Records shown:
★ ★ ★ ★ ★ ★ ★
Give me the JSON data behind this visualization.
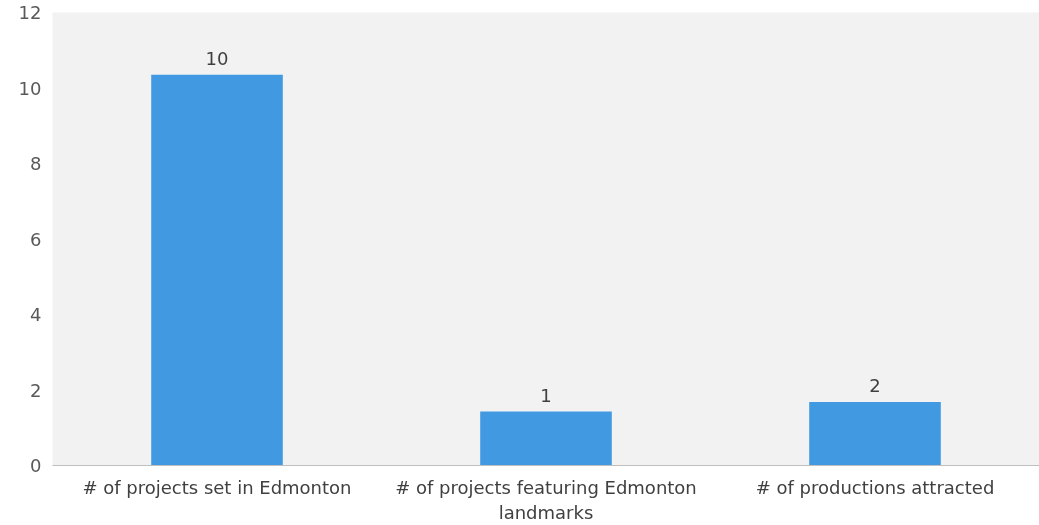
{
  "chart_data": {
    "type": "bar",
    "categories": [
      "# of projects set in Edmonton",
      "# of projects featuring Edmonton landmarks",
      "# of productions attracted"
    ],
    "values": [
      10.35,
      1.43,
      1.68
    ],
    "value_labels": [
      "10",
      "1",
      "2"
    ],
    "color": "#4199e1",
    "ylim": [
      0,
      12
    ],
    "yticks": [
      0,
      2,
      4,
      6,
      8,
      10,
      12
    ],
    "grid": false
  }
}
★ ★ ★ ★ ★ ★ ★
What you are asked to do: Without the pictures, write out all of the material exactly.

Right answer:
Give me the JSON data behind this visualization.
{
  "chart_data": {
    "type": "bar",
    "categories": [
      "# of projects set in Edmonton",
      "# of projects featuring Edmonton landmarks",
      "# of productions attracted"
    ],
    "values": [
      10.35,
      1.43,
      1.68
    ],
    "value_labels": [
      "10",
      "1",
      "2"
    ],
    "color": "#4199e1",
    "ylim": [
      0,
      12
    ],
    "yticks": [
      0,
      2,
      4,
      6,
      8,
      10,
      12
    ],
    "grid": false
  }
}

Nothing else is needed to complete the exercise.